# [RECORDS TO PROCESS]
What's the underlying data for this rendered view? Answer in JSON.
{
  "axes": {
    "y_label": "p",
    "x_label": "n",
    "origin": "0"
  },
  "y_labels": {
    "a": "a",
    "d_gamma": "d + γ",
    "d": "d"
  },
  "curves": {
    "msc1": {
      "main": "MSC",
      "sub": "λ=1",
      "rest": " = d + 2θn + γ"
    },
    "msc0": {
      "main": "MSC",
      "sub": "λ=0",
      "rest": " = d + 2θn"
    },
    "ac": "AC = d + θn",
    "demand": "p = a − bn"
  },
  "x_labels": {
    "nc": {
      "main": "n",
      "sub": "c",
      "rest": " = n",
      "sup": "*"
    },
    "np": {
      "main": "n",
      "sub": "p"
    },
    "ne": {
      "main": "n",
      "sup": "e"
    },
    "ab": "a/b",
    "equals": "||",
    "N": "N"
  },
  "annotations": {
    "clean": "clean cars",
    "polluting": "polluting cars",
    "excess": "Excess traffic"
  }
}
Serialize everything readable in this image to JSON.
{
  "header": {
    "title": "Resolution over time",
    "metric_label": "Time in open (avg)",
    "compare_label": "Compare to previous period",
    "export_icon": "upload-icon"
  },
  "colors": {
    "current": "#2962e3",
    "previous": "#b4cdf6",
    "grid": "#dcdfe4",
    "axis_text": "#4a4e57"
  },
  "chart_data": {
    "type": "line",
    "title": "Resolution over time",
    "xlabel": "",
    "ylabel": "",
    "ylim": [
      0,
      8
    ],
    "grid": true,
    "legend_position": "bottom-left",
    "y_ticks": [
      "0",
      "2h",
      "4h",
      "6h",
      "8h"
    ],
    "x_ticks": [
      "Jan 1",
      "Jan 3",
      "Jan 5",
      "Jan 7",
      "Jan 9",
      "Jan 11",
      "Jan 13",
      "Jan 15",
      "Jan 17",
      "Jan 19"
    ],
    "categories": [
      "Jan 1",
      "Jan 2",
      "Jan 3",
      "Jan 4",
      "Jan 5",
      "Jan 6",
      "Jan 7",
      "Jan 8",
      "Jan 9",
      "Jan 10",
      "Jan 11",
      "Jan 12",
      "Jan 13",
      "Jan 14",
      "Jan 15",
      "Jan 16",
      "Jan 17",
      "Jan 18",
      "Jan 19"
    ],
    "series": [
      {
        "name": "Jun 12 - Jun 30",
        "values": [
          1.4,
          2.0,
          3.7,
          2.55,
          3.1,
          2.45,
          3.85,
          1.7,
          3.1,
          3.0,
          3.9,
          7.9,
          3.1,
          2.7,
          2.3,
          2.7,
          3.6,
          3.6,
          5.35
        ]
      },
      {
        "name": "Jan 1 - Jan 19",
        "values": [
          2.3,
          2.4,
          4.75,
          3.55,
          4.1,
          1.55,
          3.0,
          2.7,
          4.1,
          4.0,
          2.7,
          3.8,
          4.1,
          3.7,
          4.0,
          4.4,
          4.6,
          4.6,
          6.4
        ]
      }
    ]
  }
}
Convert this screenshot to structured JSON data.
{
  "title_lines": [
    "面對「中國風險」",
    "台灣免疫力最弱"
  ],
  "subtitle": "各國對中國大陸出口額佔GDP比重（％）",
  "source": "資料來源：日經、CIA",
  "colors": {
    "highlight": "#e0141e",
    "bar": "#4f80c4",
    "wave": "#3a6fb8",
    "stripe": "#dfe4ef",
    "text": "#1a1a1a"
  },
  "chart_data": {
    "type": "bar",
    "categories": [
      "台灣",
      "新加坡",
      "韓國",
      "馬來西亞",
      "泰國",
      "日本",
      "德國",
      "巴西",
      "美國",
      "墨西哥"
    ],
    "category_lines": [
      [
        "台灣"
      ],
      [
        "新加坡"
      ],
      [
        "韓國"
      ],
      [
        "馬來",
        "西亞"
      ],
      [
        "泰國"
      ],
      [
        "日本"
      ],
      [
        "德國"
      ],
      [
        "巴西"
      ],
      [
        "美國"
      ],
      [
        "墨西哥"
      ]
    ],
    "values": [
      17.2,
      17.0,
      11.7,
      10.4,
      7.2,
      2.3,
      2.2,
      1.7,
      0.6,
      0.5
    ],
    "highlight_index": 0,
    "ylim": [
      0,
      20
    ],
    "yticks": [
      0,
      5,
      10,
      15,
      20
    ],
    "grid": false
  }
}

# [TASK DIRECTIONS]
Show the lines of the records that contain the word "previous".

# [RESULT BELOW]
    "compare_label": "Compare to previous period",
    "previous": "#b4cdf6",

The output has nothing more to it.